— START DATASET EXCERPTS —
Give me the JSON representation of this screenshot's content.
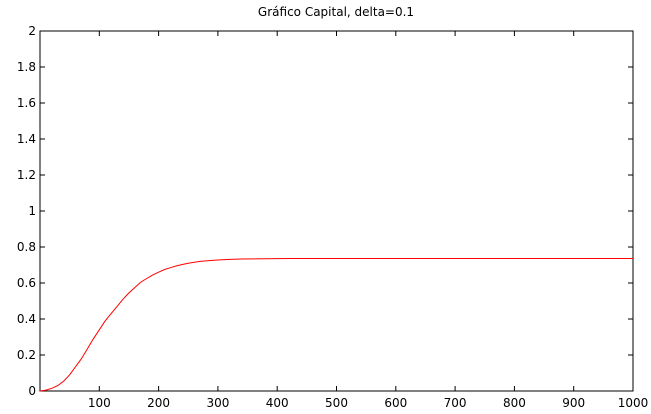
{
  "chart_data": {
    "type": "line",
    "title": "Gráfico Capital, delta=0.1",
    "xlabel": "",
    "ylabel": "",
    "xlim": [
      0,
      1000
    ],
    "ylim": [
      0,
      2
    ],
    "x_ticks": [
      100,
      200,
      300,
      400,
      500,
      600,
      700,
      800,
      900,
      1000
    ],
    "x_tick_labels": [
      "100",
      "200",
      "300",
      "400",
      "500",
      "600",
      "700",
      "800",
      "900",
      "1000"
    ],
    "y_ticks": [
      0,
      0.2,
      0.4,
      0.6,
      0.8,
      1,
      1.2,
      1.4,
      1.6,
      1.8,
      2
    ],
    "y_tick_labels": [
      "0",
      "0.2",
      "0.4",
      "0.6",
      "0.8",
      "1",
      "1.2",
      "1.4",
      "1.6",
      "1.8",
      "2"
    ],
    "grid": false,
    "series": [
      {
        "color": "#ff0000",
        "x": [
          0,
          10,
          20,
          30,
          40,
          50,
          60,
          70,
          80,
          90,
          100,
          110,
          120,
          130,
          140,
          150,
          160,
          170,
          180,
          190,
          200,
          210,
          220,
          230,
          240,
          250,
          260,
          270,
          280,
          290,
          300,
          320,
          340,
          360,
          380,
          400,
          420,
          450,
          500,
          600,
          700,
          800,
          900,
          1000
        ],
        "y": [
          0.0,
          0.005,
          0.015,
          0.03,
          0.055,
          0.09,
          0.135,
          0.18,
          0.235,
          0.29,
          0.34,
          0.39,
          0.43,
          0.47,
          0.51,
          0.545,
          0.575,
          0.605,
          0.625,
          0.645,
          0.66,
          0.675,
          0.685,
          0.695,
          0.703,
          0.71,
          0.715,
          0.72,
          0.723,
          0.726,
          0.728,
          0.731,
          0.733,
          0.734,
          0.735,
          0.7355,
          0.736,
          0.736,
          0.736,
          0.736,
          0.736,
          0.736,
          0.736,
          0.736
        ]
      }
    ]
  }
}
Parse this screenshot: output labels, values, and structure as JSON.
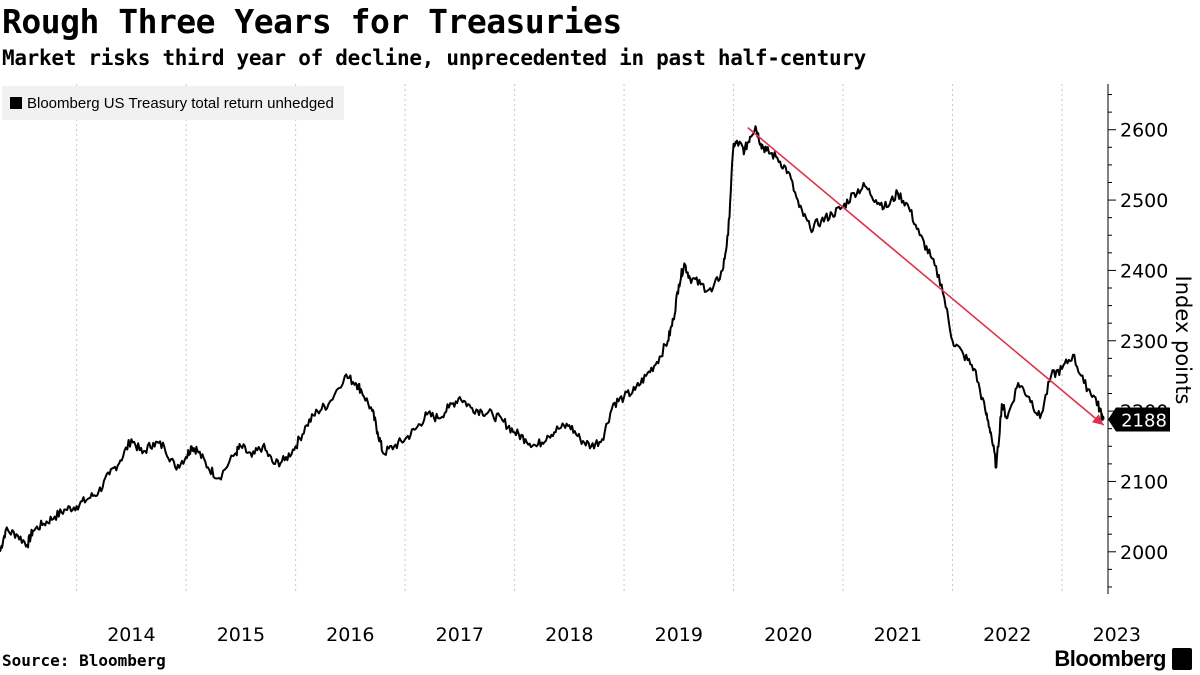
{
  "header": {
    "title": "Rough Three Years for Treasuries",
    "subtitle": "Market risks third year of decline, unprecedented in past half-century"
  },
  "footer": {
    "source": "Source: Bloomberg",
    "brand": "Bloomberg"
  },
  "colors": {
    "series": "#000000",
    "trend": "#e0304a",
    "grid": "#c8c8c8",
    "legend_bg": "#f1f1f1"
  },
  "chart_data": {
    "type": "line",
    "title": "Rough Three Years for Treasuries",
    "subtitle": "Market risks third year of decline, unprecedented in past half-century",
    "ylabel": "Index points",
    "xlabel": "",
    "ylim": [
      1940,
      2665
    ],
    "xlim": [
      2013.3,
      2023.42
    ],
    "yticks": [
      2000,
      2100,
      2200,
      2300,
      2400,
      2500,
      2600
    ],
    "xticks": [
      "2014",
      "2015",
      "2016",
      "2017",
      "2018",
      "2019",
      "2020",
      "2021",
      "2022",
      "2023"
    ],
    "grid": true,
    "legend_position": "top-left",
    "last_value_label": "2188",
    "series": [
      {
        "name": "Bloomberg US Treasury total return unhedged",
        "x": [
          2013.3,
          2013.35,
          2013.45,
          2013.55,
          2013.6,
          2013.7,
          2013.8,
          2013.9,
          2014.0,
          2014.1,
          2014.2,
          2014.3,
          2014.4,
          2014.5,
          2014.6,
          2014.7,
          2014.8,
          2014.9,
          2015.0,
          2015.05,
          2015.1,
          2015.2,
          2015.3,
          2015.45,
          2015.5,
          2015.6,
          2015.7,
          2015.8,
          2015.9,
          2016.0,
          2016.1,
          2016.2,
          2016.3,
          2016.45,
          2016.55,
          2016.6,
          2016.7,
          2016.75,
          2016.8,
          2016.9,
          2017.0,
          2017.1,
          2017.2,
          2017.3,
          2017.4,
          2017.5,
          2017.6,
          2017.7,
          2017.8,
          2017.9,
          2018.0,
          2018.1,
          2018.2,
          2018.3,
          2018.4,
          2018.5,
          2018.6,
          2018.7,
          2018.8,
          2018.9,
          2019.0,
          2019.1,
          2019.2,
          2019.3,
          2019.4,
          2019.45,
          2019.5,
          2019.55,
          2019.6,
          2019.7,
          2019.8,
          2019.9,
          2019.95,
          2020.0,
          2020.05,
          2020.1,
          2020.15,
          2020.2,
          2020.25,
          2020.3,
          2020.4,
          2020.5,
          2020.6,
          2020.7,
          2020.8,
          2020.9,
          2021.0,
          2021.1,
          2021.2,
          2021.3,
          2021.4,
          2021.5,
          2021.6,
          2021.7,
          2021.8,
          2021.9,
          2022.0,
          2022.1,
          2022.2,
          2022.3,
          2022.35,
          2022.4,
          2022.45,
          2022.5,
          2022.6,
          2022.7,
          2022.8,
          2022.9,
          2023.0,
          2023.1,
          2023.2,
          2023.3,
          2023.35,
          2023.38
        ],
        "values": [
          2000,
          2030,
          2025,
          2010,
          2030,
          2040,
          2050,
          2060,
          2065,
          2075,
          2085,
          2110,
          2130,
          2160,
          2140,
          2155,
          2150,
          2120,
          2135,
          2150,
          2145,
          2120,
          2105,
          2140,
          2150,
          2135,
          2150,
          2125,
          2130,
          2150,
          2180,
          2200,
          2210,
          2250,
          2240,
          2230,
          2200,
          2170,
          2140,
          2150,
          2160,
          2175,
          2195,
          2190,
          2205,
          2220,
          2205,
          2200,
          2195,
          2185,
          2170,
          2160,
          2150,
          2165,
          2175,
          2180,
          2160,
          2150,
          2160,
          2210,
          2220,
          2230,
          2250,
          2270,
          2300,
          2330,
          2380,
          2410,
          2390,
          2380,
          2370,
          2400,
          2450,
          2580,
          2580,
          2570,
          2590,
          2605,
          2580,
          2570,
          2560,
          2540,
          2490,
          2460,
          2470,
          2480,
          2490,
          2510,
          2520,
          2500,
          2490,
          2510,
          2490,
          2450,
          2420,
          2380,
          2300,
          2280,
          2260,
          2200,
          2170,
          2120,
          2210,
          2190,
          2240,
          2220,
          2190,
          2250,
          2260,
          2280,
          2240,
          2220,
          2200,
          2188
        ]
      }
    ],
    "trendline": {
      "x": [
        2020.13,
        2023.38
      ],
      "y": [
        2603,
        2180
      ]
    }
  }
}
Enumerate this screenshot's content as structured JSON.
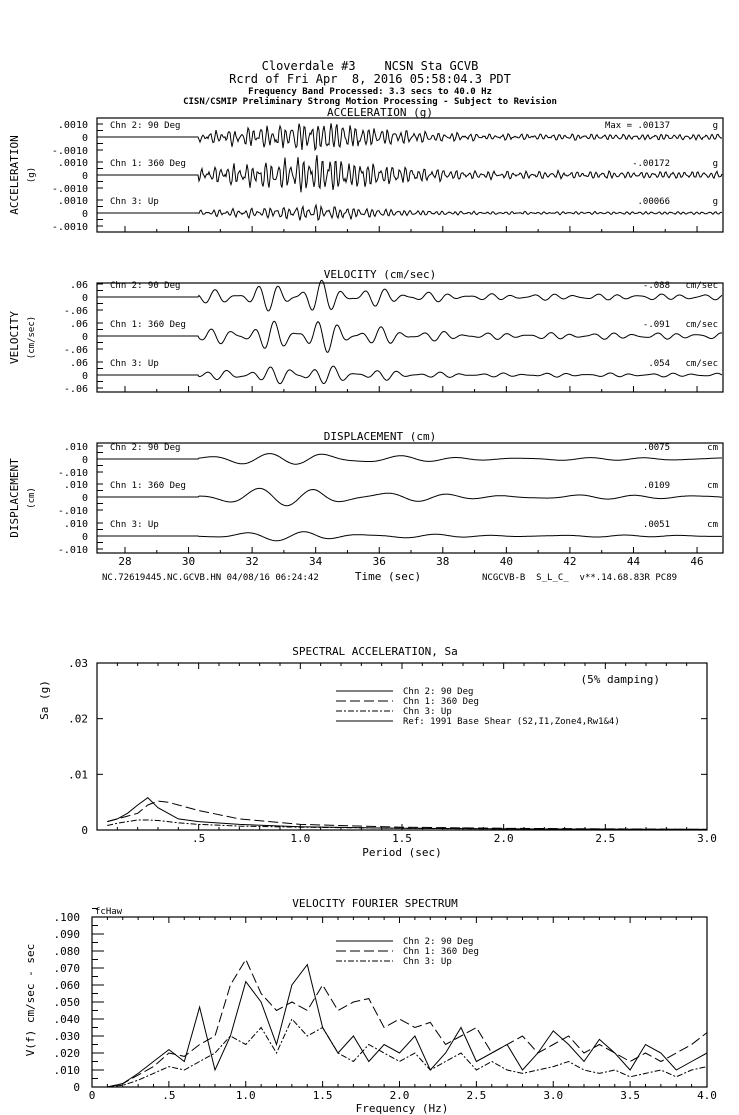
{
  "header": {
    "line1": "Cloverdale #3    NCSN Sta GCVB",
    "line2": "Rcrd of Fri Apr  8, 2016 05:58:04.3 PDT",
    "line3": "Frequency Band Processed: 3.3 secs to 40.0 Hz",
    "line4": "CISN/CSMIP Preliminary Strong Motion Processing - Subject to Revision"
  },
  "footer": {
    "left": "NC.72619445.NC.GCVB.HN 04/08/16 06:24:42",
    "right": "NCGCVB-B  S_L_C_  v**.14.68.83R PC89"
  },
  "chart_data": [
    {
      "type": "line",
      "title": "ACCELERATION (g)",
      "ylabel": "ACCELERATION",
      "yunit": "(g)",
      "xlabel": "Time (sec)",
      "xlim": [
        27.1,
        46.8
      ],
      "xticks": [
        "28",
        "30",
        "32",
        "34",
        "36",
        "38",
        "40",
        "42",
        "44",
        "46"
      ],
      "ytick_top": ".0010",
      "ytick_mid": "0",
      "ytick_bot": "-.0010",
      "ylim": [
        -0.001,
        0.001
      ],
      "series": [
        {
          "name": "Chn 2: 90 Deg",
          "peak_label": "Max = .00137",
          "unit": "g",
          "peak": 0.00137
        },
        {
          "name": "Chn 1: 360 Deg",
          "peak_label": "-.00172",
          "unit": "g",
          "peak": 0.00172
        },
        {
          "name": "Chn 3: Up",
          "peak_label": ".00066",
          "unit": "g",
          "peak": 0.00066
        }
      ],
      "onset_sec": 30.3,
      "peak_sec": 34.2,
      "freq_hz": 5
    },
    {
      "type": "line",
      "title": "VELOCITY (cm/sec)",
      "ylabel": "VELOCITY",
      "yunit": "(cm/sec)",
      "ytick_top": ".06",
      "ytick_mid": "0",
      "ytick_bot": "-.06",
      "ylim": [
        -0.06,
        0.06
      ],
      "series": [
        {
          "name": "Chn 2: 90 Deg",
          "peak_label": "-.088",
          "unit": "cm/sec",
          "peak": 0.088
        },
        {
          "name": "Chn 1: 360 Deg",
          "peak_label": "-.091",
          "unit": "cm/sec",
          "peak": 0.091
        },
        {
          "name": "Chn 3: Up",
          "peak_label": ".054",
          "unit": "cm/sec",
          "peak": 0.054
        }
      ],
      "onset_sec": 30.3,
      "peak_sec": 33.8,
      "freq_hz": 1.5
    },
    {
      "type": "line",
      "title": "DISPLACEMENT (cm)",
      "ylabel": "DISPLACEMENT",
      "yunit": "(cm)",
      "ytick_top": ".010",
      "ytick_mid": "0",
      "ytick_bot": "-.010",
      "ylim": [
        -0.01,
        0.01
      ],
      "series": [
        {
          "name": "Chn 2: 90 Deg",
          "peak_label": ".0075",
          "unit": "cm",
          "peak": 0.0075
        },
        {
          "name": "Chn 1: 360 Deg",
          "peak_label": ".0109",
          "unit": "cm",
          "peak": 0.0109
        },
        {
          "name": "Chn 3: Up",
          "peak_label": ".0051",
          "unit": "cm",
          "peak": 0.0051
        }
      ],
      "onset_sec": 30.3,
      "peak_sec": 34.0,
      "freq_hz": 0.5
    },
    {
      "type": "line",
      "title": "SPECTRAL ACCELERATION, Sa",
      "xlabel": "Period (sec)",
      "ylabel": "Sa (g)",
      "note": "(5% damping)",
      "xlim": [
        0,
        3.0
      ],
      "ylim": [
        0,
        0.03
      ],
      "xticks": [
        ".5",
        "1.0",
        "1.5",
        "2.0",
        "2.5",
        "3.0"
      ],
      "yticks": [
        "0",
        ".01",
        ".02",
        ".03"
      ],
      "x": [
        0.05,
        0.1,
        0.15,
        0.2,
        0.25,
        0.3,
        0.35,
        0.4,
        0.5,
        0.7,
        1.0,
        1.5,
        2.0,
        3.0
      ],
      "series": [
        {
          "name": "Chn 2: 90 Deg",
          "dash": "",
          "values": [
            0.0015,
            0.002,
            0.003,
            0.0045,
            0.0058,
            0.004,
            0.003,
            0.002,
            0.0015,
            0.001,
            0.0006,
            0.0003,
            0.0002,
            0.0001
          ]
        },
        {
          "name": "Chn 1: 360 Deg",
          "dash": "10,4",
          "values": [
            0.0015,
            0.002,
            0.0025,
            0.003,
            0.0045,
            0.0052,
            0.005,
            0.0045,
            0.0035,
            0.002,
            0.001,
            0.0005,
            0.0003,
            0.0001
          ]
        },
        {
          "name": "Chn 3: Up",
          "dash": "6,2,2,2",
          "values": [
            0.0008,
            0.0012,
            0.0015,
            0.0018,
            0.0018,
            0.0017,
            0.0015,
            0.0013,
            0.001,
            0.0007,
            0.0005,
            0.0003,
            0.0002,
            0.0001
          ]
        },
        {
          "name": "Ref: 1991 Base Shear (S2,I1,Zone4,Rw1&4)",
          "dash": "",
          "values": [
            0,
            0,
            0,
            0,
            0,
            0,
            0,
            0,
            0,
            0,
            0,
            0,
            0,
            0
          ]
        }
      ]
    },
    {
      "type": "line",
      "title": "VELOCITY FOURIER SPECTRUM",
      "xlabel": "Frequency (Hz)",
      "ylabel": "V(f)   cm/sec - sec",
      "corner_label": "fcHaw",
      "xlim": [
        0,
        4.0
      ],
      "ylim": [
        0,
        0.1
      ],
      "xticks": [
        "0",
        ".5",
        "1.0",
        "1.5",
        "2.0",
        "2.5",
        "3.0",
        "3.5",
        "4.0"
      ],
      "yticks": [
        "0",
        ".010",
        ".020",
        ".030",
        ".040",
        ".050",
        ".060",
        ".070",
        ".080",
        ".090",
        ".100"
      ],
      "x_step": 0.1,
      "series": [
        {
          "name": "Chn 2: 90 Deg",
          "dash": "",
          "values": [
            0,
            0,
            0.002,
            0.008,
            0.015,
            0.022,
            0.015,
            0.047,
            0.01,
            0.03,
            0.062,
            0.05,
            0.025,
            0.06,
            0.072,
            0.035,
            0.02,
            0.03,
            0.015,
            0.025,
            0.02,
            0.03,
            0.01,
            0.02,
            0.035,
            0.015,
            0.02,
            0.025,
            0.01,
            0.02,
            0.033,
            0.025,
            0.015,
            0.028,
            0.02,
            0.01,
            0.025,
            0.02,
            0.01,
            0.015,
            0.02
          ]
        },
        {
          "name": "Chn 1: 360 Deg",
          "dash": "10,4",
          "values": [
            0,
            0,
            0.002,
            0.007,
            0.012,
            0.02,
            0.018,
            0.025,
            0.03,
            0.06,
            0.075,
            0.055,
            0.045,
            0.05,
            0.045,
            0.06,
            0.045,
            0.05,
            0.052,
            0.035,
            0.04,
            0.035,
            0.038,
            0.025,
            0.03,
            0.035,
            0.02,
            0.025,
            0.03,
            0.02,
            0.025,
            0.03,
            0.02,
            0.025,
            0.02,
            0.015,
            0.02,
            0.015,
            0.02,
            0.025,
            0.032
          ]
        },
        {
          "name": "Chn 3: Up",
          "dash": "6,2,2,2",
          "values": [
            0,
            0,
            0.001,
            0.004,
            0.008,
            0.012,
            0.01,
            0.015,
            0.02,
            0.03,
            0.025,
            0.035,
            0.02,
            0.04,
            0.03,
            0.035,
            0.02,
            0.015,
            0.025,
            0.02,
            0.015,
            0.02,
            0.01,
            0.015,
            0.02,
            0.01,
            0.015,
            0.01,
            0.008,
            0.01,
            0.012,
            0.015,
            0.01,
            0.008,
            0.01,
            0.006,
            0.008,
            0.01,
            0.006,
            0.01,
            0.012
          ]
        }
      ]
    }
  ]
}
— END DATASET EXCERPTS —
OBJECTIVE
What is the number of lines above that hold the string "decline"? Answer with that number alone.

SOLUTION FOR THIS PROBLEM
2